---------- 読む部分
図2では、寒冷時、具体的には外気温度Taが-10℃,-20℃及び-30℃の場合を例示する。バッテリ4の出力Qは、バッテリ4のSOC及びバッテリ4の温度に、大きく依存する。ここで、車両始動時(車両停止時)では、バッテリ4の温度は、外気温度Taに略等しい(車両始動時におけるバッテリ4の温度≒外気温度Ta)。
【0039】
図2に示すように、バッテリ4のSOCが小さくなるに従って、バッテリ4の出力Qが小さくなる。さらに、外気温度Ta(≒車両始動時におけるバッテリ4の温度)の低い寒冷時では、外気温度Taが低くなるに従って、バッテリ4の任意の出力Qを得るのに必要なSOCが大きくなる。すなわち、モータジェネレータ3によりエンジン2を始動させるのに必要な要求出力値Q1に対応するSOC閾値K1は、外気温度Taが低くなるに従って大きくなる。
【0040】
このため、例えば外気温度Taが-30℃の場合では、SOC閾値K1が非常に大きいので、バッテリ4のSOCがそれほど小さくなくても、バッテリ4の出力Qが要求出力値Q1に満たない可能性がある。そして、車両始動時において、モータジェネレータ3によりエンジン2をスムーズに始動できなくなるおそれがある。特に、アシストモータとして適用されるモータジェネレータ3は、モータ容量が小さいので、この問題を起こしやすい。
【0041】
なお、要求出力値Q1は、エンジン2自体の始動に必要な出力のみならず、エンジン2の始動に伴って駆動する補機の出力をも、含み得る。要求出力値Q1として、補機を含む値及び補機を含まない値の2種類が、用意されてもよい。要求出力値Q1は、一義的に決定されてもよいし、都度計算されてもよい。
【0042】
本実施形態に係るハイブリッド車両システム1では、外気温度Ta(≒車両始動時におけるバッテリ4の温度)に関係なく(特に外気温度Taが低い場合であっても)、モータジェネレータ3によるエンジン2の始動に必要なバッテリ4のSOCを得ることを、可能にした。
【0043】
(ハイブリッド車両システムの制御)
図3は、ハイブリッド車両システム1の制御態様を示す制御ブロック図である。コントローラ10は、周知のマイクロコンピュータをベースとする制御器である。コントローラ10は、コンピュータで構成されており、図示しないが、1つ以上のプロセッサ(典型的にはCPU)と、ROMやRAMのようなメモリと、を含む。メモリは、プロセッサ上で解釈実行される各種プログラム(OS等の基本制御プログラムや、OS上で起動されて特定機能を実現するアプリケーションプログラムを含む)、及び各種データを記憶する。
【0044】
ハイブリッド車両システム1は、現時点におけるエンジン2の回転数を検出するエンジン回転数センサSN1と、現時点におけるモータジェネレータ3の回転数を検出するモータ回転数センサSN2と、現時点における運転者によるアクセルペダルの踏込量に対応するアクセル開度を検出するアクセル開度センサSN3と、現時点における車両の車速を検出する車速センサSN4と、現時点における車両の加速度を検出する加速度センサSN5と、現時点におけるバッテリ4のSOCをSOC検出値K2として検出するSOCセンサSN6と、現時点におけるバッテリの温度を温度検出値Ta2として検出するバッテリ温度センサSN7と、を備える。
--------------------
## やること:
上のハイブリッド車両の文章から、「図2では、寒冷時、具体的には」で始まり「(ハイブリッド車両システムの制御)」で終わる部分を、両端の言葉も含めて一字も変えずに書き写してください。
---------- 渡された情報
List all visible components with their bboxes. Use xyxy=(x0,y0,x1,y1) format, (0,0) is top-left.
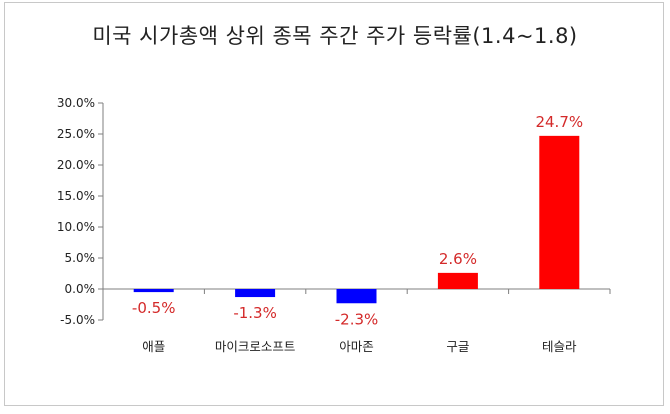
--------------------
---------- 渡された情報
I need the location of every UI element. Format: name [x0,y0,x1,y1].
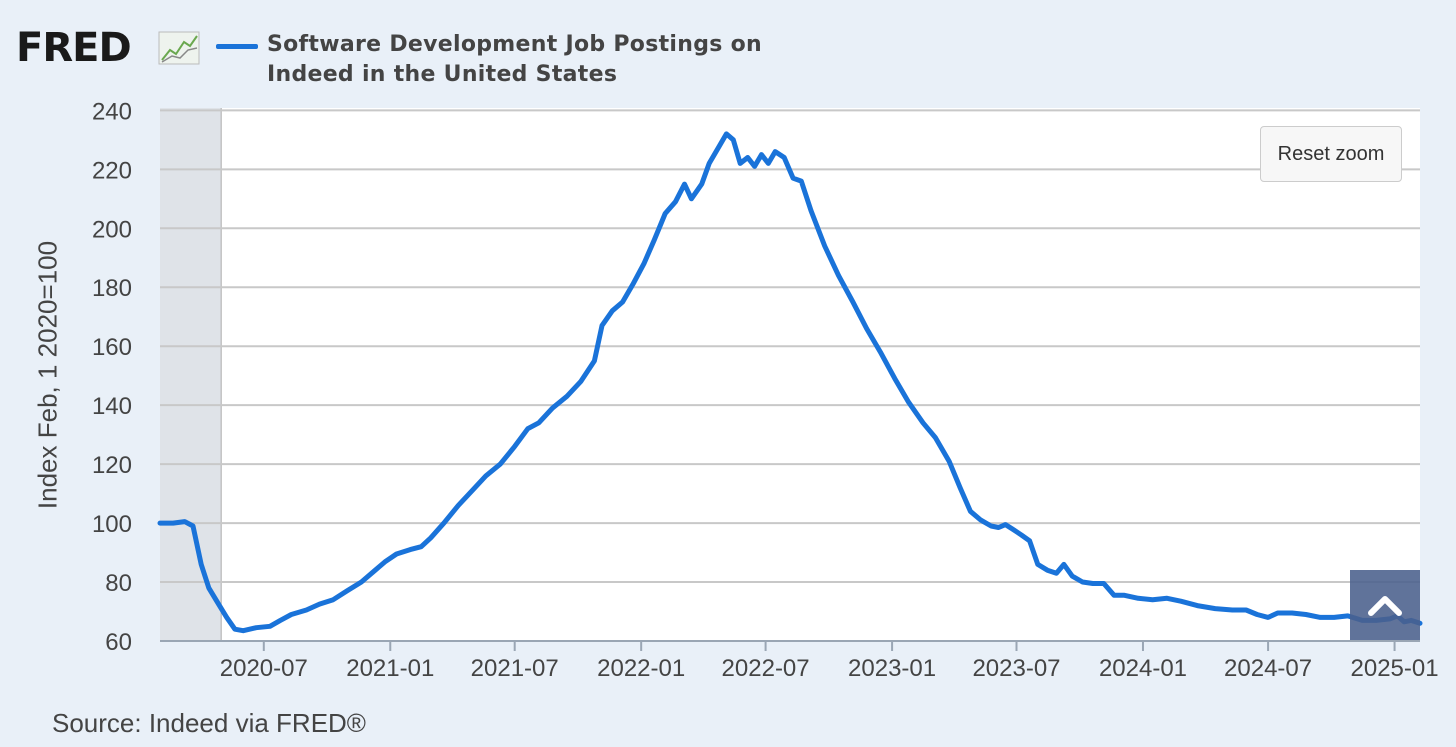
--------------------
## この問題の答え:
図2では、寒冷時、具体的には外気温度Taが-10℃,-20℃及び-30℃の場合を例示する。バッテリ4の出力Qは、バッテリ4のSOC及びバッテリ4の温度に、大きく依存する。ここで、車両始動時(車両停止時)では、バッテリ4の温度は、外気温度Taに略等しい(車両始動時におけるバッテリ4の温度≒外気温度Ta)。
【0039】
図2に示すように、バッテリ4のSOCが小さくなるに従って、バッテリ4の出力Qが小さくなる。さらに、外気温度Ta(≒車両始動時におけるバッテリ4の温度)の低い寒冷時では、外気温度Taが低くなるに従って、バッテリ4の任意の出力Qを得るのに必要なSOCが大きくなる。すなわち、モータジェネレータ3によりエンジン2を始動させるのに必要な要求出力値Q1に対応するSOC閾値K1は、外気温度Taが低くなるに従って大きくなる。
【0040】
このため、例えば外気温度Taが-30℃の場合では、SOC閾値K1が非常に大きいので、バッテリ4のSOCがそれほど小さくなくても、バッテリ4の出力Qが要求出力値Q1に満たない可能性がある。そして、車両始動時において、モータジェネレータ3によりエンジン2をスムーズに始動できなくなるおそれがある。特に、アシストモータとして適用されるモータジェネレータ3は、モータ容量が小さいので、この問題を起こしやすい。
【0041】
なお、要求出力値Q1は、エンジン2自体の始動に必要な出力のみならず、エンジン2の始動に伴って駆動する補機の出力をも、含み得る。要求出力値Q1として、補機を含む値及び補機を含まない値の2種類が、用意されてもよい。要求出力値Q1は、一義的に決定されてもよいし、都度計算されてもよい。
【0042】
本実施形態に係るハイブリッド車両システム1では、外気温度Ta(≒車両始動時におけるバッテリ4の温度)に関係なく(特に外気温度Taが低い場合であっても)、モータジェネレータ3によるエンジン2の始動に必要なバッテリ4のSOCを得ることを、可能にした。
【0043】
(ハイブリッド車両システムの制御)